** START OF DATA EXCERPTS **
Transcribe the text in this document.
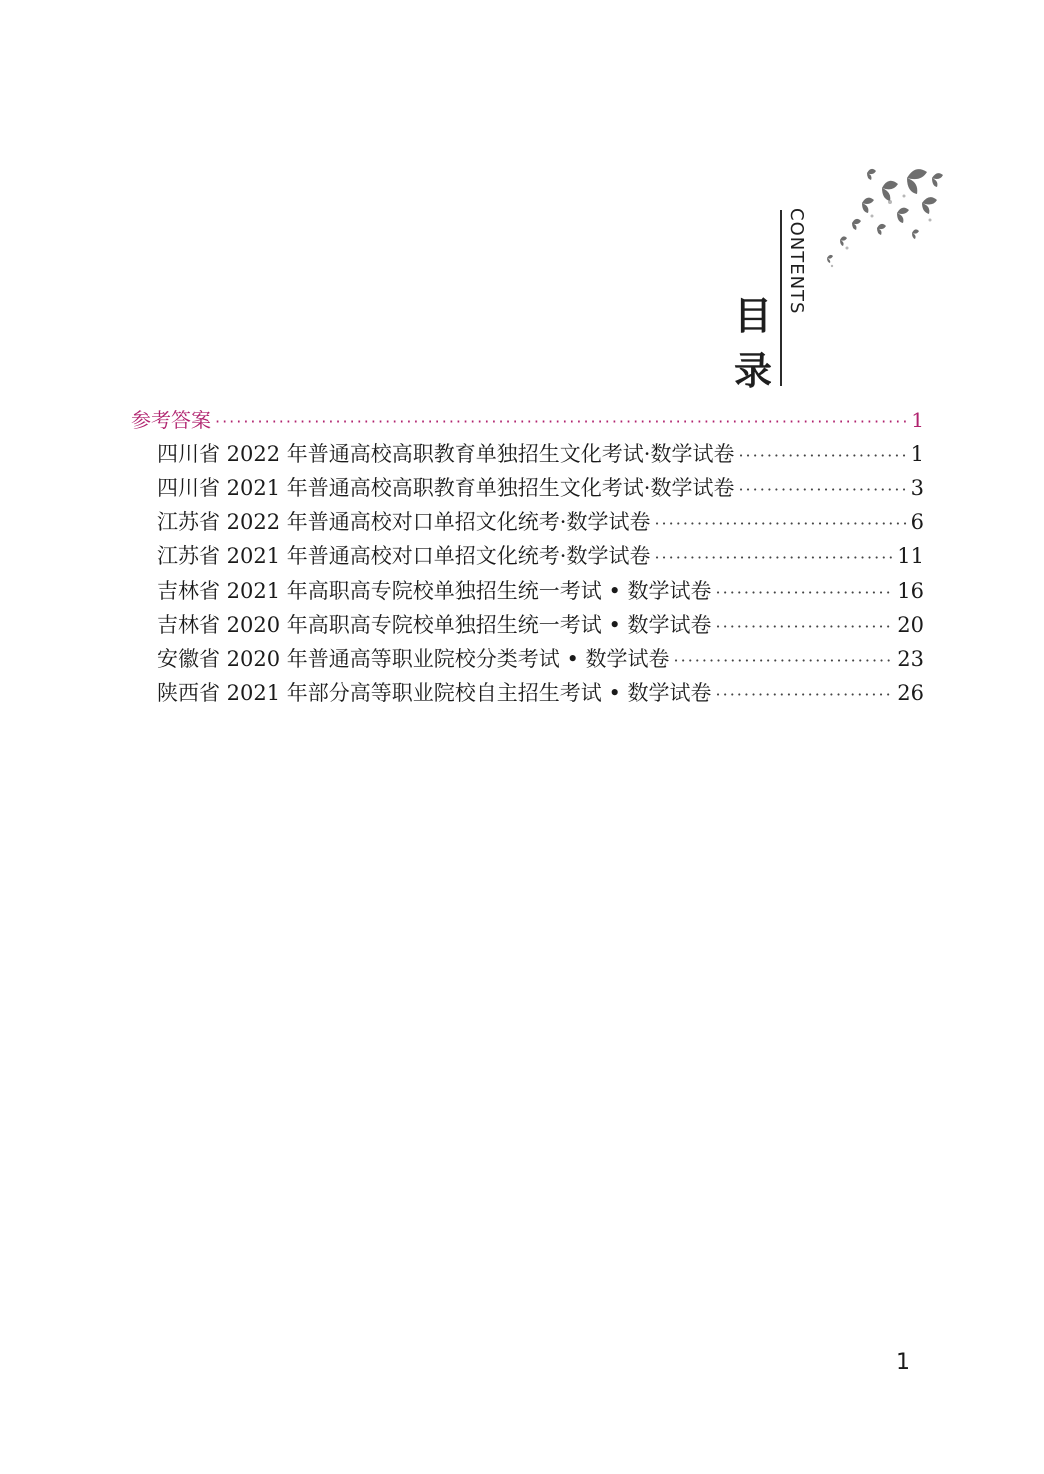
CONTENTS
目
录
参考答案 ·····	1
四川省 2022 年普通高校高职教育单独招生文化考试·数学试卷 ·····	1
四川省 2021 年普通高校高职教育单独招生文化考试·数学试卷 ·····	3
江苏省 2022 年普通高校对口单招文化统考·数学试卷 ·····	6
江苏省 2021 年普通高校对口单招文化统考·数学试卷 ·····	11
吉林省 2021 年高职高专院校单独招生统一考试 • 数学试卷 ·····	16
吉林省 2020 年高职高专院校单独招生统一考试 • 数学试卷 ·····	20
安徽省 2020 年普通高等职业院校分类考试 • 数学试卷 ·····	23
陕西省 2021 年部分高等职业院校自主招生考试 • 数学试卷 ·····	26
1
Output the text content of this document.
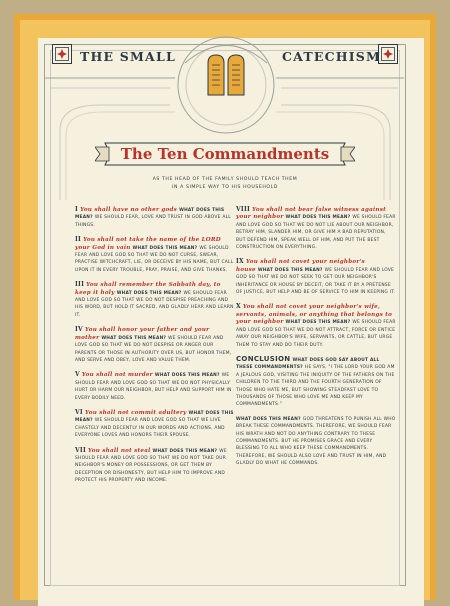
THE SMALL	CATECHISM
The Ten Commandments
AS THE HEAD OF THE FAMILY SHOULD TEACH THEM
IN A SIMPLE WAY TO HIS HOUSEHOLD

I You shall have no other gods WHAT DOES THIS MEAN? WE SHOULD FEAR, LOVE AND TRUST IN GOD ABOVE ALL THINGS.

II You shall not take the name of the LORD your God in vain WHAT DOES THIS MEAN? WE SHOULD FEAR AND LOVE GOD SO THAT WE DO NOT CURSE, SWEAR, PRACTISE WITCHCRAFT, LIE, OR DECEIVE BY HIS NAME, BUT CALL UPON IT IN EVERY TROUBLE, PRAY, PRAISE, AND GIVE THANKS.

III You shall remember the Sabbath day, to keep it holy WHAT DOES THIS MEAN? WE SHOULD FEAR AND LOVE GOD SO THAT WE DO NOT DESPISE PREACHING AND HIS WORD, BUT HOLD IT SACRED, AND GLADLY HEAR AND LEARN IT.

IV You shall honor your father and your mother WHAT DOES THIS MEAN? WE SHOULD FEAR AND LOVE GOD SO THAT WE DO NOT DESPISE OR ANGER OUR PARENTS OR THOSE IN AUTHORITY OVER US, BUT HONOR THEM, AND SERVE AND OBEY, LOVE AND VALUE THEM.

V You shall not murder WHAT DOES THIS MEAN? WE SHOULD FEAR AND LOVE GOD SO THAT WE DO NOT PHYSICALLY HURT OR HARM OUR NEIGHBOR, BUT HELP AND SUPPORT HIM IN EVERY BODILY NEED.

VI You shall not commit adultery WHAT DOES THIS MEAN? WE SHOULD FEAR AND LOVE GOD SO THAT WE LIVE CHASTELY AND DECENTLY IN OUR WORDS AND ACTIONS, AND EVERYONE LOVES AND HONORS THEIR SPOUSE.

VII You shall not steal WHAT DOES THIS MEAN? WE SHOULD FEAR AND LOVE GOD SO THAT WE DO NOT TAKE OUR NEIGHBOR'S MONEY OR POSSESSIONS, OR GET THEM BY DECEPTION OR DISHONESTY, BUT HELP HIM TO IMPROVE AND PROTECT HIS PROPERTY AND INCOME.

VIII You shall not bear false witness against your neighbor WHAT DOES THIS MEAN? WE SHOULD FEAR AND LOVE GOD SO THAT WE DO NOT LIE ABOUT OUR NEIGHBOR, BETRAY HIM, SLANDER HIM, OR GIVE HIM A BAD REPUTATION, BUT DEFEND HIM, SPEAK WELL OF HIM, AND PUT THE BEST CONSTRUCTION ON EVERYTHING.

IX You shall not covet your neighbor's house WHAT DOES THIS MEAN? WE SHOULD FEAR AND LOVE GOD SO THAT WE DO NOT SEEK TO GET OUR NEIGHBOR'S INHERITANCE OR HOUSE BY DECEIT, OR TAKE IT BY A PRETENSE OF JUSTICE, BUT HELP AND BE OF SERVICE TO HIM IN KEEPING IT.

X You shall not covet your neighbor's wife, servants, animals, or anything that belongs to your neighbor WHAT DOES THIS MEAN? WE SHOULD FEAR AND LOVE GOD SO THAT WE DO NOT ATTRACT, FORCE OR ENTICE AWAY OUR NEIGHBOR'S WIFE, SERVANTS, OR CATTLE, BUT URGE THEM TO STAY AND DO THEIR DUTY.

CONCLUSION WHAT DOES GOD SAY ABOUT ALL THESE COMMANDMENTS? HE SAYS, "I THE LORD YOUR GOD AM A JEALOUS GOD, VISITING THE INIQUITY OF THE FATHERS ON THE CHILDREN TO THE THIRD AND THE FOURTH GENERATION OF THOSE WHO HATE ME, BUT SHOWING STEADFAST LOVE TO THOUSANDS OF THOSE WHO LOVE ME AND KEEP MY COMMANDMENTS."

WHAT DOES THIS MEAN? GOD THREATENS TO PUNISH ALL WHO BREAK THESE COMMANDMENTS. THEREFORE, WE SHOULD FEAR HIS WRATH AND NOT DO ANYTHING CONTRARY TO THESE COMMANDMENTS. BUT HE PROMISES GRACE AND EVERY BLESSING TO ALL WHO KEEP THESE COMMANDMENTS. THEREFORE, WE SHOULD ALSO LOVE AND TRUST IN HIM, AND GLADLY DO WHAT HE COMMANDS.
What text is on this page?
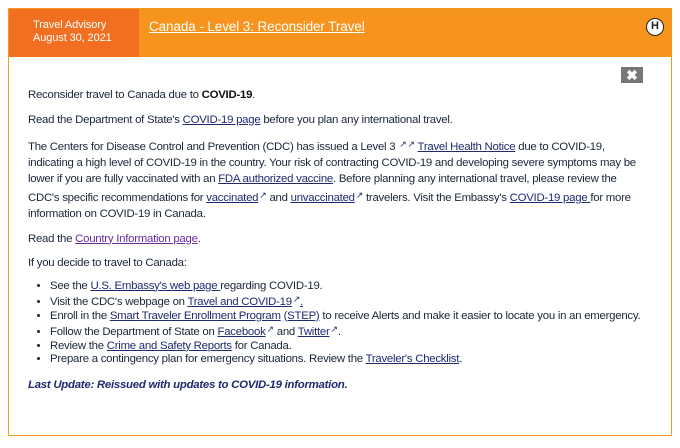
Travel Advisory
August 30, 2021
Canada - Level 3: Reconsider Travel	H
✖

Reconsider travel to Canada due to COVID-19.

Read the Department of State's COVID-19 page before you plan any international travel.

The Centers for Disease Control and Prevention (CDC) has issued a Level 3 ↗↗ Travel Health Notice due to COVID-19, indicating a high level of COVID-19 in the country. Your risk of contracting COVID-19 and developing severe symptoms may be lower if you are fully vaccinated with an FDA authorized vaccine. Before planning any international travel, please review the CDC's specific recommendations for vaccinated↗ and unvaccinated↗ travelers. Visit the Embassy's COVID-19 page for more information on COVID-19 in Canada.

Read the Country Information page.

If you decide to travel to Canada:

• See the U.S. Embassy's web page regarding COVID-19.
• Visit the CDC's webpage on Travel and COVID-19↗.
• Enroll in the Smart Traveler Enrollment Program (STEP) to receive Alerts and make it easier to locate you in an emergency.
• Follow the Department of State on Facebook↗ and Twitter↗.
• Review the Crime and Safety Reports for Canada.
• Prepare a contingency plan for emergency situations. Review the Traveler's Checklist.

Last Update: Reissued with updates to COVID-19 information.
** END OF DATA EXCERPTS **
▶ SHORT TASK:
Output the material word for word, omitting its pictures.

▶ RESPONSE TO THIS EXERCISE:
Transcribe the text in this document.
CONTENTS
目
录
参考答案 ·····	1
四川省 2022 年普通高校高职教育单独招生文化考试·数学试卷 ·····	1
四川省 2021 年普通高校高职教育单独招生文化考试·数学试卷 ·····	3
江苏省 2022 年普通高校对口单招文化统考·数学试卷 ·····	6
江苏省 2021 年普通高校对口单招文化统考·数学试卷 ·····	11
吉林省 2021 年高职高专院校单独招生统一考试 • 数学试卷 ·····	16
吉林省 2020 年高职高专院校单独招生统一考试 • 数学试卷 ·····	20
安徽省 2020 年普通高等职业院校分类考试 • 数学试卷 ·····	23
陕西省 2021 年部分高等职业院校自主招生考试 • 数学试卷 ·····	26
1
Output the text content of this document.
THE SMALL	CATECHISM
The Ten Commandments
AS THE HEAD OF THE FAMILY SHOULD TEACH THEM
IN A SIMPLE WAY TO HIS HOUSEHOLD

I You shall have no other gods WHAT DOES THIS MEAN? WE SHOULD FEAR, LOVE AND TRUST IN GOD ABOVE ALL THINGS.

II You shall not take the name of the LORD your God in vain WHAT DOES THIS MEAN? WE SHOULD FEAR AND LOVE GOD SO THAT WE DO NOT CURSE, SWEAR, PRACTISE WITCHCRAFT, LIE, OR DECEIVE BY HIS NAME, BUT CALL UPON IT IN EVERY TROUBLE, PRAY, PRAISE, AND GIVE THANKS.

III You shall remember the Sabbath day, to keep it holy WHAT DOES THIS MEAN? WE SHOULD FEAR AND LOVE GOD SO THAT WE DO NOT DESPISE PREACHING AND HIS WORD, BUT HOLD IT SACRED, AND GLADLY HEAR AND LEARN IT.

IV You shall honor your father and your mother WHAT DOES THIS MEAN? WE SHOULD FEAR AND LOVE GOD SO THAT WE DO NOT DESPISE OR ANGER OUR PARENTS OR THOSE IN AUTHORITY OVER US, BUT HONOR THEM, AND SERVE AND OBEY, LOVE AND VALUE THEM.

V You shall not murder WHAT DOES THIS MEAN? WE SHOULD FEAR AND LOVE GOD SO THAT WE DO NOT PHYSICALLY HURT OR HARM OUR NEIGHBOR, BUT HELP AND SUPPORT HIM IN EVERY BODILY NEED.

VI You shall not commit adultery WHAT DOES THIS MEAN? WE SHOULD FEAR AND LOVE GOD SO THAT WE LIVE CHASTELY AND DECENTLY IN OUR WORDS AND ACTIONS, AND EVERYONE LOVES AND HONORS THEIR SPOUSE.

VII You shall not steal WHAT DOES THIS MEAN? WE SHOULD FEAR AND LOVE GOD SO THAT WE DO NOT TAKE OUR NEIGHBOR'S MONEY OR POSSESSIONS, OR GET THEM BY DECEPTION OR DISHONESTY, BUT HELP HIM TO IMPROVE AND PROTECT HIS PROPERTY AND INCOME.

VIII You shall not bear false witness against your neighbor WHAT DOES THIS MEAN? WE SHOULD FEAR AND LOVE GOD SO THAT WE DO NOT LIE ABOUT OUR NEIGHBOR, BETRAY HIM, SLANDER HIM, OR GIVE HIM A BAD REPUTATION, BUT DEFEND HIM, SPEAK WELL OF HIM, AND PUT THE BEST CONSTRUCTION ON EVERYTHING.

IX You shall not covet your neighbor's house WHAT DOES THIS MEAN? WE SHOULD FEAR AND LOVE GOD SO THAT WE DO NOT SEEK TO GET OUR NEIGHBOR'S INHERITANCE OR HOUSE BY DECEIT, OR TAKE IT BY A PRETENSE OF JUSTICE, BUT HELP AND BE OF SERVICE TO HIM IN KEEPING IT.

X You shall not covet your neighbor's wife, servants, animals, or anything that belongs to your neighbor WHAT DOES THIS MEAN? WE SHOULD FEAR AND LOVE GOD SO THAT WE DO NOT ATTRACT, FORCE OR ENTICE AWAY OUR NEIGHBOR'S WIFE, SERVANTS, OR CATTLE, BUT URGE THEM TO STAY AND DO THEIR DUTY.

CONCLUSION WHAT DOES GOD SAY ABOUT ALL THESE COMMANDMENTS? HE SAYS, "I THE LORD YOUR GOD AM A JEALOUS GOD, VISITING THE INIQUITY OF THE FATHERS ON THE CHILDREN TO THE THIRD AND THE FOURTH GENERATION OF THOSE WHO HATE ME, BUT SHOWING STEADFAST LOVE TO THOUSANDS OF THOSE WHO LOVE ME AND KEEP MY COMMANDMENTS."

WHAT DOES THIS MEAN? GOD THREATENS TO PUNISH ALL WHO BREAK THESE COMMANDMENTS. THEREFORE, WE SHOULD FEAR HIS WRATH AND NOT DO ANYTHING CONTRARY TO THESE COMMANDMENTS. BUT HE PROMISES GRACE AND EVERY BLESSING TO ALL WHO KEEP THESE COMMANDMENTS. THEREFORE, WE SHOULD ALSO LOVE AND TRUST IN HIM, AND GLADLY DO WHAT HE COMMANDS.
What text is on this page?
Travel Advisory
August 30, 2021
Canada - Level 3: Reconsider Travel	H
✖

Reconsider travel to Canada due to COVID-19.

Read the Department of State's COVID-19 page before you plan any international travel.

The Centers for Disease Control and Prevention (CDC) has issued a Level 3 ↗↗ Travel Health Notice due to COVID-19, indicating a high level of COVID-19 in the country. Your risk of contracting COVID-19 and developing severe symptoms may be lower if you are fully vaccinated with an FDA authorized vaccine. Before planning any international travel, please review the CDC's specific recommendations for vaccinated↗ and unvaccinated↗ travelers. Visit the Embassy's COVID-19 page for more information on COVID-19 in Canada.

Read the Country Information page.

If you decide to travel to Canada:

• See the U.S. Embassy's web page regarding COVID-19.
• Visit the CDC's webpage on Travel and COVID-19↗.
• Enroll in the Smart Traveler Enrollment Program (STEP) to receive Alerts and make it easier to locate you in an emergency.
• Follow the Department of State on Facebook↗ and Twitter↗.
• Review the Crime and Safety Reports for Canada.
• Prepare a contingency plan for emergency situations. Review the Traveler's Checklist.

Last Update: Reissued with updates to COVID-19 information.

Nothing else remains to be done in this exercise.